## INSTRUCTIONS TO FOLLOW
Duplicate the stretch of the records from the start through the line containing "y-tick-labels: 0% 10%", both ends included.

Records
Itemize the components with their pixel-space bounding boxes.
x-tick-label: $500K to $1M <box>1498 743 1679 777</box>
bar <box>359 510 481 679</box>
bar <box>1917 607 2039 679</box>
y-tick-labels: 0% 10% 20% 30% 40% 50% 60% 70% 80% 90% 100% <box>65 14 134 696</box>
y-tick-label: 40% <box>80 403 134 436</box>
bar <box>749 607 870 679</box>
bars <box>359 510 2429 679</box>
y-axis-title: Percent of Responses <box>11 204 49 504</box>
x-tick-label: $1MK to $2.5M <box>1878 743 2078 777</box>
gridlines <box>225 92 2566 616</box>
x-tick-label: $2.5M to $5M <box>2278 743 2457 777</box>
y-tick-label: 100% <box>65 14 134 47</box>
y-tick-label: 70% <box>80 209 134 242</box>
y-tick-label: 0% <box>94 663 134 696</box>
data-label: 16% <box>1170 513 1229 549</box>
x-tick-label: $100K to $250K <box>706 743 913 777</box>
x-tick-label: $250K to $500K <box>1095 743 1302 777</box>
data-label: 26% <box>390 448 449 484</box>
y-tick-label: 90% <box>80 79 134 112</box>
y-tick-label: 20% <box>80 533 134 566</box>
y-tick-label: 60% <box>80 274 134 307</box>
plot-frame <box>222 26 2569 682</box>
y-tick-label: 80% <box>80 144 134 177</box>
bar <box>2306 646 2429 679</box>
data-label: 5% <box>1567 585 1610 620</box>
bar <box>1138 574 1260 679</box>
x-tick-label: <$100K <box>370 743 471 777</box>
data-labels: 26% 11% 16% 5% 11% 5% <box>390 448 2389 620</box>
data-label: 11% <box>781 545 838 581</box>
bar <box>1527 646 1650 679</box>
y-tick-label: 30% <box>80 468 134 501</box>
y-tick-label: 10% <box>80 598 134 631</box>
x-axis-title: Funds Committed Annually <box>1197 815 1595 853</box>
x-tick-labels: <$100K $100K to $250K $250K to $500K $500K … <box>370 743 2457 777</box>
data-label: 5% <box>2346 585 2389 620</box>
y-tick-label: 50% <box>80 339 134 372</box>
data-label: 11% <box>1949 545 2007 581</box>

## FULL SOLUTION
Itemize the components with their pixel-space bounding boxes.
x-tick-label: $500K to $1M <box>1498 743 1679 777</box>
bar <box>359 510 481 679</box>
bar <box>1917 607 2039 679</box>
y-tick-labels: 0% 10% 20% 30% 40% 50% 60% 70% 80% 90% 100% <box>65 14 134 696</box>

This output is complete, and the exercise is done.